▶ _EXERCISE PROMPT_
You are to retype all of the data exactly as it appears.

(Data entries)
● ● ● ● ● ● ●
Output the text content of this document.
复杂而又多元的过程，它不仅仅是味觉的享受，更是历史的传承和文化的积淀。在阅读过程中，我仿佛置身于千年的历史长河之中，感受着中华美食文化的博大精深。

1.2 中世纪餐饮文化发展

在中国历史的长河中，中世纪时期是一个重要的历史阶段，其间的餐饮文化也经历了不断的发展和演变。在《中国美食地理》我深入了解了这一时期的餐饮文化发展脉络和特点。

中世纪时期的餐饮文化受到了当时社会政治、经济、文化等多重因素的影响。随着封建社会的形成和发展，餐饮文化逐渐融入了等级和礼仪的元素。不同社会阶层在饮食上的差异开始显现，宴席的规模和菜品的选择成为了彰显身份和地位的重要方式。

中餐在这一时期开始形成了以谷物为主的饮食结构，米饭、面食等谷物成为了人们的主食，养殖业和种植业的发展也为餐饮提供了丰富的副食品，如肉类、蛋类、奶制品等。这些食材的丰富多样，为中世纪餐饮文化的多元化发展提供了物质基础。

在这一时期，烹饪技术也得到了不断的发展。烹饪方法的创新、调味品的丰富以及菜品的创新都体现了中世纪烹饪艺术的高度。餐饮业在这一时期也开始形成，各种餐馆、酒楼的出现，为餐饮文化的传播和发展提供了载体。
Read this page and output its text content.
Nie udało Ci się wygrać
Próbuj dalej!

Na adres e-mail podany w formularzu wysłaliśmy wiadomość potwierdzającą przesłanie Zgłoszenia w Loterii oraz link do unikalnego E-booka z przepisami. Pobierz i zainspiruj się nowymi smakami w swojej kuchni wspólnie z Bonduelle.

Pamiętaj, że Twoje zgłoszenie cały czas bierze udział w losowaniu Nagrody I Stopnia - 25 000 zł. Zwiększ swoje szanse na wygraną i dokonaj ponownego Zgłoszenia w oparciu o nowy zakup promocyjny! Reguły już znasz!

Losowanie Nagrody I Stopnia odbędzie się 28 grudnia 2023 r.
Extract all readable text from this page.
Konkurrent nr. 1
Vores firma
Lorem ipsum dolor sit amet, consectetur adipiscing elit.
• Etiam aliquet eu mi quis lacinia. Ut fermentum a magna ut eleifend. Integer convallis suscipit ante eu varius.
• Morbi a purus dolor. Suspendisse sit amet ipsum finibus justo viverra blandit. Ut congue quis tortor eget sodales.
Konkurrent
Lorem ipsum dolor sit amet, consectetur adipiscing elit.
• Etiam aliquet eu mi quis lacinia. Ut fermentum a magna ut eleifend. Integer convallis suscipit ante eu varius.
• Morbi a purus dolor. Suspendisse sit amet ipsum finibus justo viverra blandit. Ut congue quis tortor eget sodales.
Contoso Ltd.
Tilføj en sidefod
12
● ● ● ● ● ● ●
▶ _ANSWER BELOW_
Output the text content of this document.
复杂而又多元的过程，它不仅仅是味觉的享受，更是历史的传承和文化的积淀。在阅读过程中，我仿佛置身于千年的历史长河之中，感受着中华美食文化的博大精深。

1.2 中世纪餐饮文化发展

在中国历史的长河中，中世纪时期是一个重要的历史阶段，其间的餐饮文化也经历了不断的发展和演变。在《中国美食地理》我深入了解了这一时期的餐饮文化发展脉络和特点。

中世纪时期的餐饮文化受到了当时社会政治、经济、文化等多重因素的影响。随着封建社会的形成和发展，餐饮文化逐渐融入了等级和礼仪的元素。不同社会阶层在饮食上的差异开始显现，宴席的规模和菜品的选择成为了彰显身份和地位的重要方式。

中餐在这一时期开始形成了以谷物为主的饮食结构，米饭、面食等谷物成为了人们的主食，养殖业和种植业的发展也为餐饮提供了丰富的副食品，如肉类、蛋类、奶制品等。这些食材的丰富多样，为中世纪餐饮文化的多元化发展提供了物质基础。

在这一时期，烹饪技术也得到了不断的发展。烹饪方法的创新、调味品的丰富以及菜品的创新都体现了中世纪烹饪艺术的高度。餐饮业在这一时期也开始形成，各种餐馆、酒楼的出现，为餐饮文化的传播和发展提供了载体。
Read this page and output its text content.
Nie udało Ci się wygrać
Próbuj dalej!

Na adres e-mail podany w formularzu wysłaliśmy wiadomość potwierdzającą przesłanie Zgłoszenia w Loterii oraz link do unikalnego E-booka z przepisami. Pobierz i zainspiruj się nowymi smakami w swojej kuchni wspólnie z Bonduelle.

Pamiętaj, że Twoje zgłoszenie cały czas bierze udział w losowaniu Nagrody I Stopnia - 25 000 zł. Zwiększ swoje szanse na wygraną i dokonaj ponownego Zgłoszenia w oparciu o nowy zakup promocyjny! Reguły już znasz!

Losowanie Nagrody I Stopnia odbędzie się 28 grudnia 2023 r.
Extract all readable text from this page.
Konkurrent nr. 1
Vores firma
Lorem ipsum dolor sit amet, consectetur adipiscing elit.
• Etiam aliquet eu mi quis lacinia. Ut fermentum a magna ut eleifend. Integer convallis suscipit ante eu varius.
• Morbi a purus dolor. Suspendisse sit amet ipsum finibus justo viverra blandit. Ut congue quis tortor eget sodales.
Konkurrent
Lorem ipsum dolor sit amet, consectetur adipiscing elit.
• Etiam aliquet eu mi quis lacinia. Ut fermentum a magna ut eleifend. Integer convallis suscipit ante eu varius.
• Morbi a purus dolor. Suspendisse sit amet ipsum finibus justo viverra blandit. Ut congue quis tortor eget sodales.
Contoso Ltd.
Tilføj en sidefod
12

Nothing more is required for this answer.